- Task statement
Copy out the entries exactly as they appear, from the start of the entries through the line that contains "The control surface 40 is at (198, 435).", including both ends.

- Data provided
※ ※ ※

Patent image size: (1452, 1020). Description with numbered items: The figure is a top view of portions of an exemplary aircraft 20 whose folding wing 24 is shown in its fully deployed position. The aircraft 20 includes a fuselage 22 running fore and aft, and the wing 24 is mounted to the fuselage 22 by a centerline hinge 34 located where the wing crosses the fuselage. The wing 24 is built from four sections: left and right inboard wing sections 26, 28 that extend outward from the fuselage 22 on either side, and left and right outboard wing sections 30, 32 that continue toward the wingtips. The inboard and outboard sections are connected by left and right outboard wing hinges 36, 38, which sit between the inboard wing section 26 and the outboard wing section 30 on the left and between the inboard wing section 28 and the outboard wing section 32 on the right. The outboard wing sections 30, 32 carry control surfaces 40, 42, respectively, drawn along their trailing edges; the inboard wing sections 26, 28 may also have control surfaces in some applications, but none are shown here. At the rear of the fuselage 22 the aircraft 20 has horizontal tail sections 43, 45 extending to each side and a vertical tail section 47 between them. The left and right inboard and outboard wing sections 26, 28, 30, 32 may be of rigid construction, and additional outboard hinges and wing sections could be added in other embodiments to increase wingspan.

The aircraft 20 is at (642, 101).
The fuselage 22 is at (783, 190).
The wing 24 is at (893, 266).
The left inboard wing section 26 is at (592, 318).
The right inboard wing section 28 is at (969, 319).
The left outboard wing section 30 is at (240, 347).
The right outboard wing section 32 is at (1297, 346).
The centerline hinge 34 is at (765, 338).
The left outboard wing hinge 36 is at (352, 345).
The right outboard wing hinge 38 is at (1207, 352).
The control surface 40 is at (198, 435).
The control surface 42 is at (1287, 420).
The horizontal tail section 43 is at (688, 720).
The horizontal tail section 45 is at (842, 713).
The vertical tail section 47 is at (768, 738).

※ ※ ※

- Answer to the task
Patent image size: (1452, 1020). Description with numbered items: The figure is a top view of portions of an exemplary aircraft 20 whose folding wing 24 is shown in its fully deployed position. The aircraft 20 includes a fuselage 22 running fore and aft, and the wing 24 is mounted to the fuselage 22 by a centerline hinge 34 located where the wing crosses the fuselage. The wing 24 is built from four sections: left and right inboard wing sections 26, 28 that extend outward from the fuselage 22 on either side, and left and right outboard wing sections 30, 32 that continue toward the wingtips. The inboard and outboard sections are connected by left and right outboard wing hinges 36, 38, which sit between the inboard wing section 26 and the outboard wing section 30 on the left and between the inboard wing section 28 and the outboard wing section 32 on the right. The outboard wing sections 30, 32 carry control surfaces 40, 42, respectively, drawn along their trailing edges; the inboard wing sections 26, 28 may also have control surfaces in some applications, but none are shown here. At the rear of the fuselage 22 the aircraft 20 has horizontal tail sections 43, 45 extending to each side and a vertical tail section 47 between them. The left and right inboard and outboard wing sections 26, 28, 30, 32 may be of rigid construction, and additional outboard hinges and wing sections could be added in other embodiments to increase wingspan.

The aircraft 20 is at (642, 101).
The fuselage 22 is at (783, 190).
The wing 24 is at (893, 266).
The left inboard wing section 26 is at (592, 318).
The right inboard wing section 28 is at (969, 319).
The left outboard wing section 30 is at (240, 347).
The right outboard wing section 32 is at (1297, 346).
The centerline hinge 34 is at (765, 338).
The left outboard wing hinge 36 is at (352, 345).
The right outboard wing hinge 38 is at (1207, 352).
The control surface 40 is at (198, 435).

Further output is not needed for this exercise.